#### [Task details]
Extract the lines that carry the string "connected" from the listing.
[Begin Supplied material]
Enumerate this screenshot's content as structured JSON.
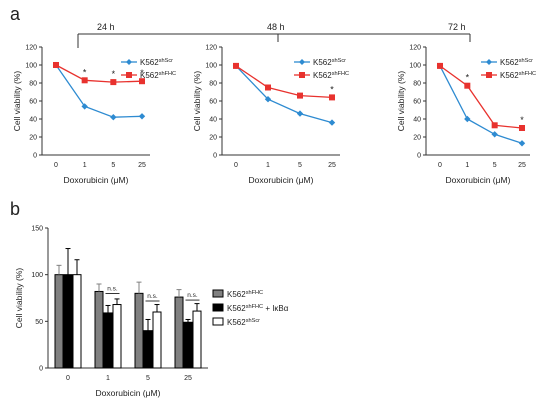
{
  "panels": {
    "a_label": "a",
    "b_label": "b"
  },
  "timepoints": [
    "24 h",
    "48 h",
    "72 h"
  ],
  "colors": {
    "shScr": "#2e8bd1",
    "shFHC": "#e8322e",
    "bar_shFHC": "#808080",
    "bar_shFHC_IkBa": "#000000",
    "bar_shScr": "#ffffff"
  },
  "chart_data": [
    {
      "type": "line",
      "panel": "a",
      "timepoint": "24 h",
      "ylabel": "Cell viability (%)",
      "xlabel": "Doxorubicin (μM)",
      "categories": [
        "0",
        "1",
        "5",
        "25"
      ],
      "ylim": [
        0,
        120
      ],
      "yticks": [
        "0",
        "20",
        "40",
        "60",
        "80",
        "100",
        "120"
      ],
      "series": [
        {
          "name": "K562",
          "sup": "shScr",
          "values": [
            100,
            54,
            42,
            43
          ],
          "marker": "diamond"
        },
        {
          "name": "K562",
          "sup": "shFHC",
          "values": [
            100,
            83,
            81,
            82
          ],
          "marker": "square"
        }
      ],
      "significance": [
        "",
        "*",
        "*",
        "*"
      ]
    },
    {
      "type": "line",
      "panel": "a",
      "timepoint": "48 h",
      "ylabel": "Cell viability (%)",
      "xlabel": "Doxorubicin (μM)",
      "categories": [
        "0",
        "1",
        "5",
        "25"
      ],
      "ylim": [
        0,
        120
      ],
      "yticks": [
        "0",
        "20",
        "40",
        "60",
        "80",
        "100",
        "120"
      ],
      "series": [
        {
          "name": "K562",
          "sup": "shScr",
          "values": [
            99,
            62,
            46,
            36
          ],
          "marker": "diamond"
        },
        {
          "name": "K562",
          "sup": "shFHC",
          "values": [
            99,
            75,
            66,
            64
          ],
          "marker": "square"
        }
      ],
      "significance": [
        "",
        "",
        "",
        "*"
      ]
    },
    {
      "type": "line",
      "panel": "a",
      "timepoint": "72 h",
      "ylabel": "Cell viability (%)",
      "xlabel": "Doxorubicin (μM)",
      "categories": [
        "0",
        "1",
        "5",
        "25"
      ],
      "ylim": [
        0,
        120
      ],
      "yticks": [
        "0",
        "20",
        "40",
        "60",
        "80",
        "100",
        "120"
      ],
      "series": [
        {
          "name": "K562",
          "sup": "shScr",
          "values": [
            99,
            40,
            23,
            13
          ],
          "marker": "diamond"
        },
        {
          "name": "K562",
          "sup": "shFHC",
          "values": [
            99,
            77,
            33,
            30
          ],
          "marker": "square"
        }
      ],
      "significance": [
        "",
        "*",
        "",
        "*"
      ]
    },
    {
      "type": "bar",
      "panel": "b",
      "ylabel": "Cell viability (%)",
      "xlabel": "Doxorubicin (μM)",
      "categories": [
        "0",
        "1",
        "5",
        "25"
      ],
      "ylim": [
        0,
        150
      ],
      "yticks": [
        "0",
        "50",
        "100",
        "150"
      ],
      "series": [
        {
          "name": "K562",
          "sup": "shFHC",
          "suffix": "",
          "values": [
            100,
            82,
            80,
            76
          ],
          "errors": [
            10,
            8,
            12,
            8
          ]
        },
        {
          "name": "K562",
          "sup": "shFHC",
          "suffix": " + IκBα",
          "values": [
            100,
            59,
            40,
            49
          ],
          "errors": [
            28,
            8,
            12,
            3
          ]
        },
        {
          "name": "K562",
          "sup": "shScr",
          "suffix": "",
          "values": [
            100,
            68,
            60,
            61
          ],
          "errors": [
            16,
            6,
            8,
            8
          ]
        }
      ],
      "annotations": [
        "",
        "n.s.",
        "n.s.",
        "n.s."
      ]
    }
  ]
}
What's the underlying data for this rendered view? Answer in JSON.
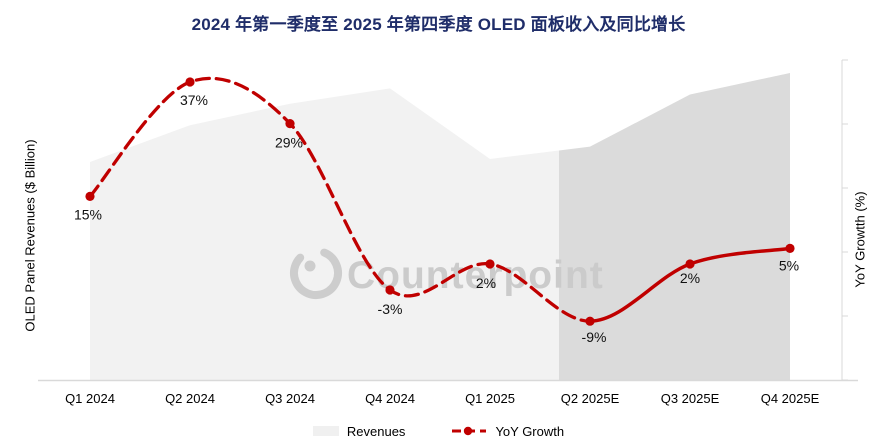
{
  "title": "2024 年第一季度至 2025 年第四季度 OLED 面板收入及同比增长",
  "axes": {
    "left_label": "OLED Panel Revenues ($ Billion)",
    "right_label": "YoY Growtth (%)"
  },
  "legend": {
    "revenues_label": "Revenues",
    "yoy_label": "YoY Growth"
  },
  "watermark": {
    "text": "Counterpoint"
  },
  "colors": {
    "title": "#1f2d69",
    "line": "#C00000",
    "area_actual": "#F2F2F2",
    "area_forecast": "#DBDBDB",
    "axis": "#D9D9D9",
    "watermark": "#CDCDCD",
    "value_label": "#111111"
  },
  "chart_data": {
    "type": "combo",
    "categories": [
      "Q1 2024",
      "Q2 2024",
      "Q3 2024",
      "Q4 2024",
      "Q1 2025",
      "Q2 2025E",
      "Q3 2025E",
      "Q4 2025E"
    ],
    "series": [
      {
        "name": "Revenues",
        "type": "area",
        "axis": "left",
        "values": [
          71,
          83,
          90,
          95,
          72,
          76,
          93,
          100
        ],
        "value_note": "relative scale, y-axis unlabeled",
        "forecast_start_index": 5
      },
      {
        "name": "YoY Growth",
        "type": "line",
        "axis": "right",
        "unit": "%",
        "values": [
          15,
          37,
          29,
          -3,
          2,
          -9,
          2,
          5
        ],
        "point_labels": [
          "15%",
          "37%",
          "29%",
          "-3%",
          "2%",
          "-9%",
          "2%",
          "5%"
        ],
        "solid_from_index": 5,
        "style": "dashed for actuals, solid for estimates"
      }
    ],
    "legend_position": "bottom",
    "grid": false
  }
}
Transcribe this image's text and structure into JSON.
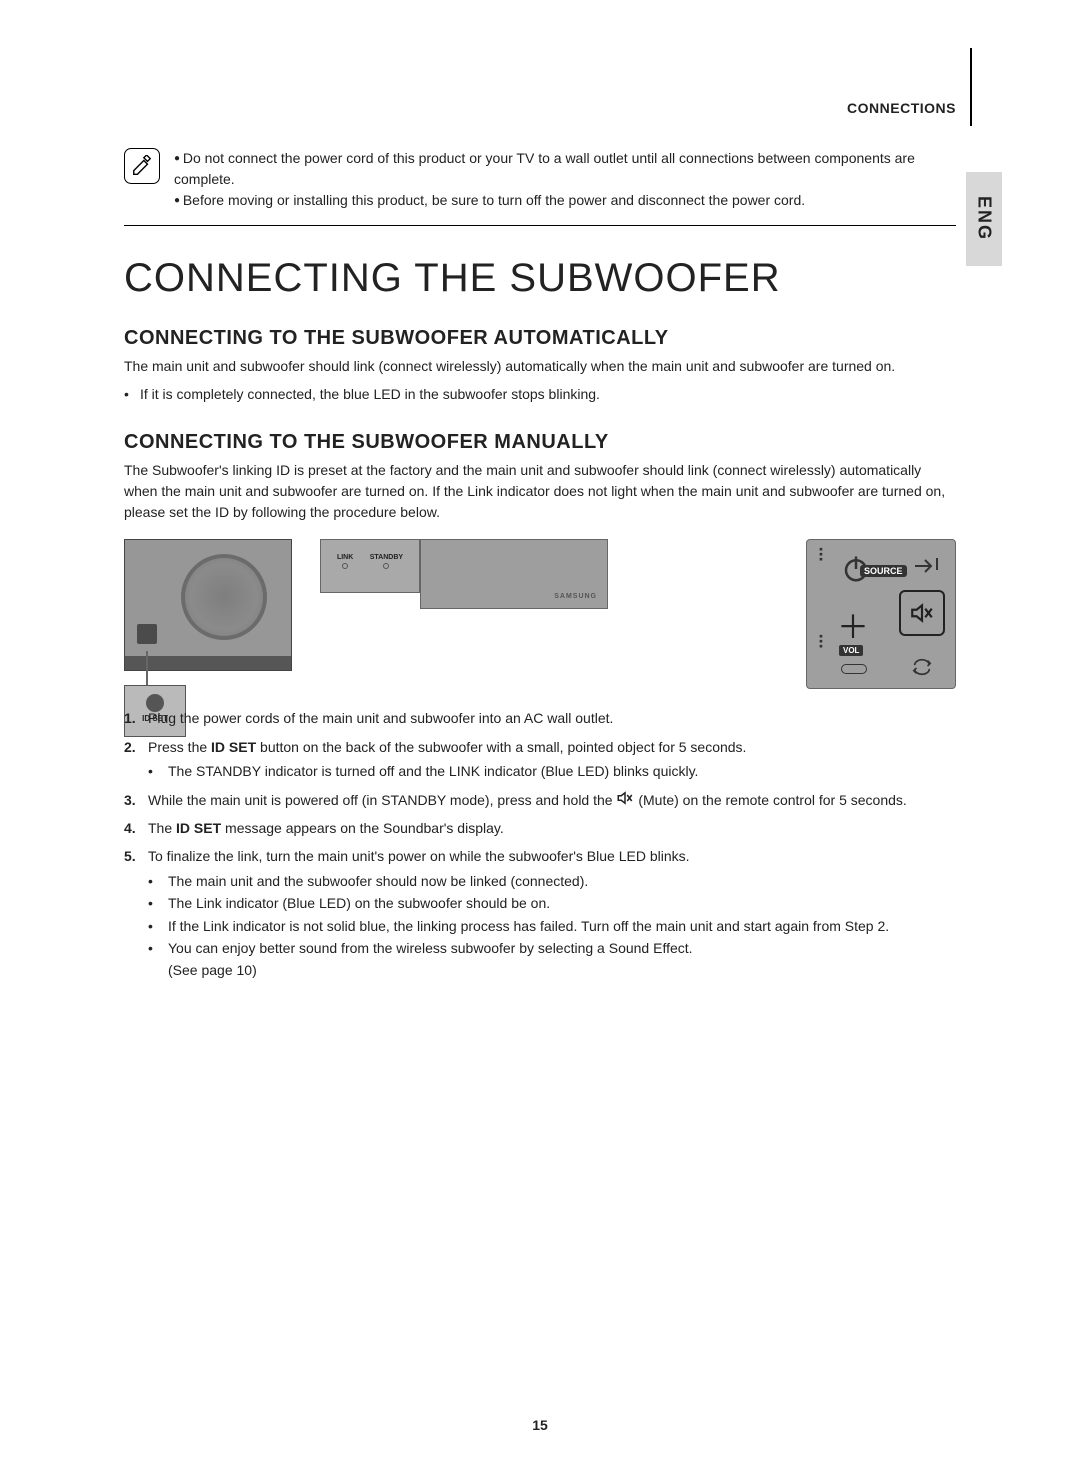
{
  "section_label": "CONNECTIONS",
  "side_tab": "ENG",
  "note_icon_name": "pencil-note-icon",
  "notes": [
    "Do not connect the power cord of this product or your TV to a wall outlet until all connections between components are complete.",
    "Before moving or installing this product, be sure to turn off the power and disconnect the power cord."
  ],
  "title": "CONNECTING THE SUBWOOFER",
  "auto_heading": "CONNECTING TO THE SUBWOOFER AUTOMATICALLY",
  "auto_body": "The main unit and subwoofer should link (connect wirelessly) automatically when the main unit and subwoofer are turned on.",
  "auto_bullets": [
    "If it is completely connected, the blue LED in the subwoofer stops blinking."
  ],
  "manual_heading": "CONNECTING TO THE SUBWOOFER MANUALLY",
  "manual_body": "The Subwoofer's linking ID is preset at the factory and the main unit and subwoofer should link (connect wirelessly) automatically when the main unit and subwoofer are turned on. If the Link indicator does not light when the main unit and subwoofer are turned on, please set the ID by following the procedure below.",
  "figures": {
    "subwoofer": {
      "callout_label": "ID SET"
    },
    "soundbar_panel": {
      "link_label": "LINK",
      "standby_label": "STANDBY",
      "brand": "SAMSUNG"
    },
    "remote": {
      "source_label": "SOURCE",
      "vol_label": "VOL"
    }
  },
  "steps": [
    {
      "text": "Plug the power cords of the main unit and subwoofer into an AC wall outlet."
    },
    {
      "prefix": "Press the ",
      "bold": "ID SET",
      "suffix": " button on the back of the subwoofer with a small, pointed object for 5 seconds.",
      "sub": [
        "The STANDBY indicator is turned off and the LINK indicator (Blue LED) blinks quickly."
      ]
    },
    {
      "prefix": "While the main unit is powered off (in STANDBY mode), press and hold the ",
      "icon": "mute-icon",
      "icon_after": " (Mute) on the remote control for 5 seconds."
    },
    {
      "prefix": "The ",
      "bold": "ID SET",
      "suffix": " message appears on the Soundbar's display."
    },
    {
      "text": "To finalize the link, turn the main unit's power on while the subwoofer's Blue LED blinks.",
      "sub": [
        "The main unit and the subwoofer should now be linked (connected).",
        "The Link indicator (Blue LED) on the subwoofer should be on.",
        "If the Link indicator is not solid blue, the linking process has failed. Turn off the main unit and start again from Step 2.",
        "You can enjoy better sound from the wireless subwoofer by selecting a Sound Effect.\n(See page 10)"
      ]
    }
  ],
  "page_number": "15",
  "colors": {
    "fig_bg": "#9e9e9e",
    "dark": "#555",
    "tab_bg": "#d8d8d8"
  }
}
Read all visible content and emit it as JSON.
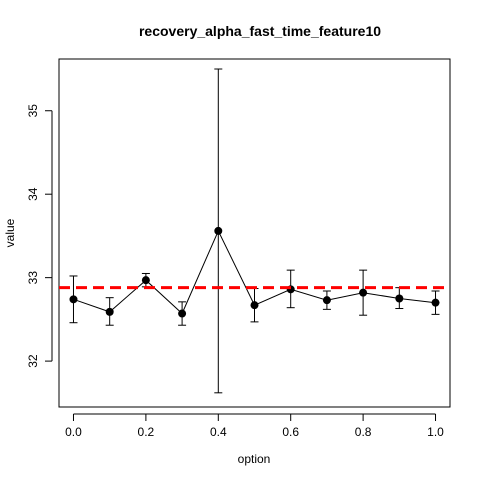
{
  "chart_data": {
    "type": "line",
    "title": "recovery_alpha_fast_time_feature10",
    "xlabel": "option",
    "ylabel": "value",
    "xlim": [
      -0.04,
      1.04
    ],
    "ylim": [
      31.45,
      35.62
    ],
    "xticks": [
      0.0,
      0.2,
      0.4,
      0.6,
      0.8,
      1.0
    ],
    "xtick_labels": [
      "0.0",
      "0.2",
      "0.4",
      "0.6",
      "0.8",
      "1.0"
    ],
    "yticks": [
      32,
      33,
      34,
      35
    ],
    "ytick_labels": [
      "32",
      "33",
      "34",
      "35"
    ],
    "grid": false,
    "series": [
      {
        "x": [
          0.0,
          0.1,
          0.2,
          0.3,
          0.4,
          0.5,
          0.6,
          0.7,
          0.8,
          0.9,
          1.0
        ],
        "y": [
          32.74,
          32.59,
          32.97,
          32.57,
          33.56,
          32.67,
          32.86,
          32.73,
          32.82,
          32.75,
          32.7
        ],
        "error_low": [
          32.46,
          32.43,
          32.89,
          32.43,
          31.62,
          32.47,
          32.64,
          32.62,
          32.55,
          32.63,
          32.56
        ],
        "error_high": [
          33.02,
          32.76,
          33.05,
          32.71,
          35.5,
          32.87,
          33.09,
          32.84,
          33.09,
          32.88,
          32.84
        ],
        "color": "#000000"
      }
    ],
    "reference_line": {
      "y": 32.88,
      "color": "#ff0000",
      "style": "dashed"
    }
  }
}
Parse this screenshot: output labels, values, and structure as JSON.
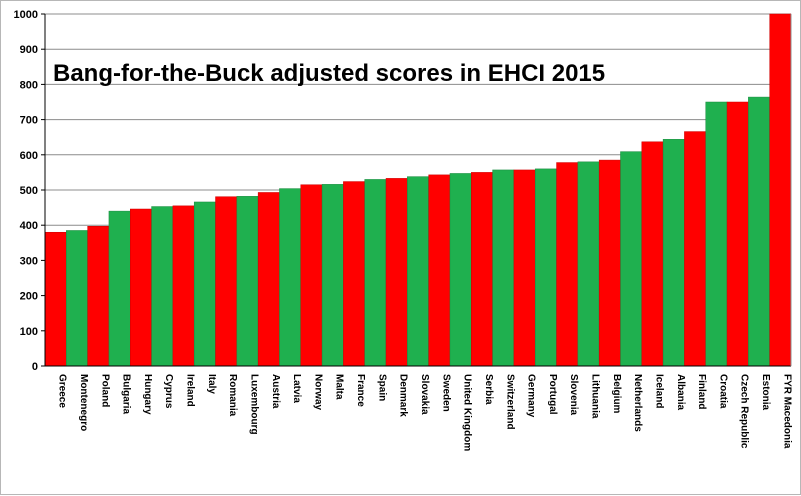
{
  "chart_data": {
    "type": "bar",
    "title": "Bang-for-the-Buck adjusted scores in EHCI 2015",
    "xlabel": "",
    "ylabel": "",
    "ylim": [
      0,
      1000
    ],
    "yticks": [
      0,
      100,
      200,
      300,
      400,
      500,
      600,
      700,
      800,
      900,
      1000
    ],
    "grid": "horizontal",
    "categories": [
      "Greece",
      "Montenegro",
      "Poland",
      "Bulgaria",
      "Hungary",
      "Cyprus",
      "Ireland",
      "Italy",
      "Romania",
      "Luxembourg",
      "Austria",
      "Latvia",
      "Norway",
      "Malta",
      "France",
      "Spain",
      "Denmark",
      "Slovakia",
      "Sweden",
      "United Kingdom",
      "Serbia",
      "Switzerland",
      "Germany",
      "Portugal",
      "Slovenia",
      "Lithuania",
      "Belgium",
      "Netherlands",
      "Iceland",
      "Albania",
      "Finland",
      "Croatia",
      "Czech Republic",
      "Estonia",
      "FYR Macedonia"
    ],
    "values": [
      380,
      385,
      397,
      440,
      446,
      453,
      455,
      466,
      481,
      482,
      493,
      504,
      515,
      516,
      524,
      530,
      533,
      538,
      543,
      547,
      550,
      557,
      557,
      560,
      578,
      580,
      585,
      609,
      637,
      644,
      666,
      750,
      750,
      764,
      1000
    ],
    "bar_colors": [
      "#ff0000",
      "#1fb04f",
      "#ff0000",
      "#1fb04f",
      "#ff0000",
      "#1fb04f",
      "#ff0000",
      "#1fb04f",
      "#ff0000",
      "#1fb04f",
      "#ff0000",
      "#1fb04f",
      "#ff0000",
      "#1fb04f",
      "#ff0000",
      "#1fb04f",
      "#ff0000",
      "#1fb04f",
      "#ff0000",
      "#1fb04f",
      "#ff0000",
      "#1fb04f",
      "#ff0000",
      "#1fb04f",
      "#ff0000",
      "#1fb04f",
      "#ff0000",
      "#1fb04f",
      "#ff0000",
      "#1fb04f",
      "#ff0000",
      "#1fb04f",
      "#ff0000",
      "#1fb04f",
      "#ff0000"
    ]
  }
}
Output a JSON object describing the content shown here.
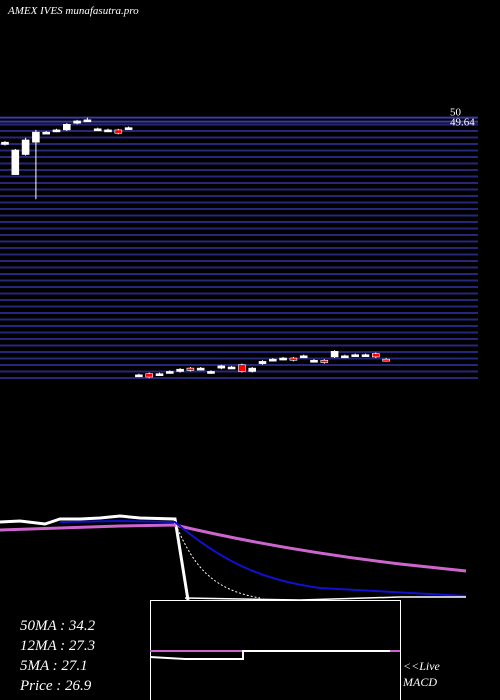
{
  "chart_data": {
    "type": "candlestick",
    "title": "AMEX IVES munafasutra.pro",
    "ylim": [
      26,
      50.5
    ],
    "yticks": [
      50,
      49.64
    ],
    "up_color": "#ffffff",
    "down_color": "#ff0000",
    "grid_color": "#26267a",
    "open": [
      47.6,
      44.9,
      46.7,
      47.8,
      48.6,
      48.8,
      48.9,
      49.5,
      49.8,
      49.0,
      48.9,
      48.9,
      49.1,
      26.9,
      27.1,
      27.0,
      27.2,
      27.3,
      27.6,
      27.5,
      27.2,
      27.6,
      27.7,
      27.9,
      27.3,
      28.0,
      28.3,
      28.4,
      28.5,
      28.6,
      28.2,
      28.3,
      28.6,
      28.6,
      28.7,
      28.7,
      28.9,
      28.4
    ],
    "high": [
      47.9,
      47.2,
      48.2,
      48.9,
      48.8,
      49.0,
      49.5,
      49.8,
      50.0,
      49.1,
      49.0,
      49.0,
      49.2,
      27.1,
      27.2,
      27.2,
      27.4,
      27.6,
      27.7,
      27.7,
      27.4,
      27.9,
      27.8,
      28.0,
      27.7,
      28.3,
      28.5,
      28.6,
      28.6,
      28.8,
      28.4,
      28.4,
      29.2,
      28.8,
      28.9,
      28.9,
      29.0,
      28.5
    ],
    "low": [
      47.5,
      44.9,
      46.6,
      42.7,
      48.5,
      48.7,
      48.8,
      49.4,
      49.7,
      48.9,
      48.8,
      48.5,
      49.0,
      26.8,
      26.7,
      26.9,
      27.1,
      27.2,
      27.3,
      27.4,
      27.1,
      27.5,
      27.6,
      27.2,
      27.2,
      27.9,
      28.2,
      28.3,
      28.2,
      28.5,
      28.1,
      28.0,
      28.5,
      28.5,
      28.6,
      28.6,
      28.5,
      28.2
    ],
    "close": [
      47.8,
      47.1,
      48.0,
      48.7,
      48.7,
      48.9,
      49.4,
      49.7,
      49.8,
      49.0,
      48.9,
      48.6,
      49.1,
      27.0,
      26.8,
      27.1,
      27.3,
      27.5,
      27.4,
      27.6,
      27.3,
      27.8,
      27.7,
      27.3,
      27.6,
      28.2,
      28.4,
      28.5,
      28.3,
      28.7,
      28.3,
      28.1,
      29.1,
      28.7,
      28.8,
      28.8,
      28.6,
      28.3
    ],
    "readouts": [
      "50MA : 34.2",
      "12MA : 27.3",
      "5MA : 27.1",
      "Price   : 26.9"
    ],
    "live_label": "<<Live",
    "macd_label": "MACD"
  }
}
[End Supplied material]
#### [Written answer]
    "If it is completely connected, the blue LED in the subwoofer stops blinking."
        "The main unit and the subwoofer should now be linked (connected).",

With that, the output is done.